**GOAL OF THE EXERCISE:** Reproduce the entire listing word for word.

Collected data:

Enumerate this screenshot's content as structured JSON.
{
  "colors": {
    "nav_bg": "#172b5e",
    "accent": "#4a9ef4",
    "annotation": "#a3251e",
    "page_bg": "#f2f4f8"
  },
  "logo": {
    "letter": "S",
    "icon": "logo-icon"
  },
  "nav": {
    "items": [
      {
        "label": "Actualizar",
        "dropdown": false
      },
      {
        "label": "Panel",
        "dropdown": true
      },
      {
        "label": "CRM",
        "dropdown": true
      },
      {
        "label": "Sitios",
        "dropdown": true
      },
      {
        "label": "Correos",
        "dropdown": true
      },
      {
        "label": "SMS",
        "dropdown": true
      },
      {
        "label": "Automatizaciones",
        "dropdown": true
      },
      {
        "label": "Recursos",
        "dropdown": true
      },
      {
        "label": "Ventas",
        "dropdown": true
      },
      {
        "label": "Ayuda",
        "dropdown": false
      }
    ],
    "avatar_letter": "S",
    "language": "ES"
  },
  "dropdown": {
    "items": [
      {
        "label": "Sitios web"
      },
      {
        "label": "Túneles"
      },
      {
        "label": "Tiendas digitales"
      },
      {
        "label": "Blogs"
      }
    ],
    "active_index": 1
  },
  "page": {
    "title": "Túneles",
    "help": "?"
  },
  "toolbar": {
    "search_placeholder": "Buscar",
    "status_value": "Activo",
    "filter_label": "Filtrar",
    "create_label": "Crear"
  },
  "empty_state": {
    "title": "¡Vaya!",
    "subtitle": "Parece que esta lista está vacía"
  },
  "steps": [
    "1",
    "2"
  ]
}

**SOLVED EXERCISE:**
Enumerate this screenshot's content as structured JSON.
{
  "colors": {
    "nav_bg": "#172b5e",
    "accent": "#4a9ef4",
    "annotation": "#a3251e",
    "page_bg": "#f2f4f8"
  },
  "logo": {
    "letter": "S",
    "icon": "logo-icon"
  },
  "nav": {
    "items": [
      {
        "label": "Actualizar",
        "dropdown": false
      },
      {
        "label": "Panel",
        "dropdown": true
      },
      {
        "label": "CRM",
        "dropdown": true
      },
      {
        "label": "Sitios",
        "dropdown": true
      },
      {
        "label": "Correos",
        "dropdown": true
      },
      {
        "label": "SMS",
        "dropdown": true
      },
      {
        "label": "Automatizaciones",
        "dropdown": true
      },
      {
        "label": "Recursos",
        "dropdown": true
      },
      {
        "label": "Ventas",
        "dropdown": true
      },
      {
        "label": "Ayuda",
        "dropdown": false
      }
    ],
    "avatar_letter": "S",
    "language": "ES"
  },
  "dropdown": {
    "items": [
      {
        "label": "Sitios web"
      },
      {
        "label": "Túneles"
      },
      {
        "label": "Tiendas digitales"
      },
      {
        "label": "Blogs"
      }
    ],
    "active_index": 1
  },
  "page": {
    "title": "Túneles",
    "help": "?"
  },
  "toolbar": {
    "search_placeholder": "Buscar",
    "status_value": "Activo",
    "filter_label": "Filtrar",
    "create_label": "Crear"
  },
  "empty_state": {
    "title": "¡Vaya!",
    "subtitle": "Parece que esta lista está vacía"
  },
  "steps": [
    "1",
    "2"
  ]
}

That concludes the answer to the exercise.